[TASK REQUIREMENTS]
Extract exactly the range of lines bounded by the line containing "Give me the" and the final line of the listing, both ends included, and no other lines.

(Data items)
*-*-*

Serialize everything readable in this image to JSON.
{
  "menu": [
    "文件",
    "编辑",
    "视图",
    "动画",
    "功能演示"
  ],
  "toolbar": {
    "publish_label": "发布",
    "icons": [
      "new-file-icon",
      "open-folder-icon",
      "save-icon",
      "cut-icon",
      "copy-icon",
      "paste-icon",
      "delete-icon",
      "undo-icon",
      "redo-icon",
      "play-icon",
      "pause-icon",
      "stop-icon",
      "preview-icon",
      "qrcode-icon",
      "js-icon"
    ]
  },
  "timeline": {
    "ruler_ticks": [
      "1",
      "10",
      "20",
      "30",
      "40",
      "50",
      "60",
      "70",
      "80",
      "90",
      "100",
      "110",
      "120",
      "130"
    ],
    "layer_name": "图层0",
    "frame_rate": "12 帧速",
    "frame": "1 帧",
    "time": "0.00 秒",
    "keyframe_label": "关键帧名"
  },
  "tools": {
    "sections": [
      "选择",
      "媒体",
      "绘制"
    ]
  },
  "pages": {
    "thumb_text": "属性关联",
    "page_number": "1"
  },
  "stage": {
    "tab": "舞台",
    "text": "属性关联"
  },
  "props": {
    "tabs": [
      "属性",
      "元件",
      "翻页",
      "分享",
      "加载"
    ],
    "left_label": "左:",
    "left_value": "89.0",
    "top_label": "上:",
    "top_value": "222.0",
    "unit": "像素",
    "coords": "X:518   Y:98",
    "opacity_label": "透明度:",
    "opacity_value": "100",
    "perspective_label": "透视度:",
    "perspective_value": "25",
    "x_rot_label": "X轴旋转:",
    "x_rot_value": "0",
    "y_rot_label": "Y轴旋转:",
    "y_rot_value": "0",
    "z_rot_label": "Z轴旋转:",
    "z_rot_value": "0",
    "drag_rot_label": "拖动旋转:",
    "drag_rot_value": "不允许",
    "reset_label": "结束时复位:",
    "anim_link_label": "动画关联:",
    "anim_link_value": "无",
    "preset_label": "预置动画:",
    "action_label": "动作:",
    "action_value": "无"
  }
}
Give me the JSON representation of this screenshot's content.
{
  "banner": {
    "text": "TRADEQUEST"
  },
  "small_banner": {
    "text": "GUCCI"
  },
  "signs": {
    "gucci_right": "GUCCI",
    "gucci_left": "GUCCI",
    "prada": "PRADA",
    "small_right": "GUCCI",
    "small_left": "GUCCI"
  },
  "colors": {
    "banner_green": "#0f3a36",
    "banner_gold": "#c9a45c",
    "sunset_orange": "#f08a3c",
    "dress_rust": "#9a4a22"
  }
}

*-*-*

[SOLUTION TO THE EXERCISE]
Give me the JSON representation of this screenshot's content.
{
  "banner": {
    "text": "TRADEQUEST"
  },
  "small_banner": {
    "text": "GUCCI"
  },
  "signs": {
    "gucci_right": "GUCCI",
    "gucci_left": "GUCCI",
    "prada": "PRADA",
    "small_right": "GUCCI",
    "small_left": "GUCCI"
  },
  "colors": {
    "banner_green": "#0f3a36",
    "banner_gold": "#c9a45c",
    "sunset_orange": "#f08a3c",
    "dress_rust": "#9a4a22"
  }
}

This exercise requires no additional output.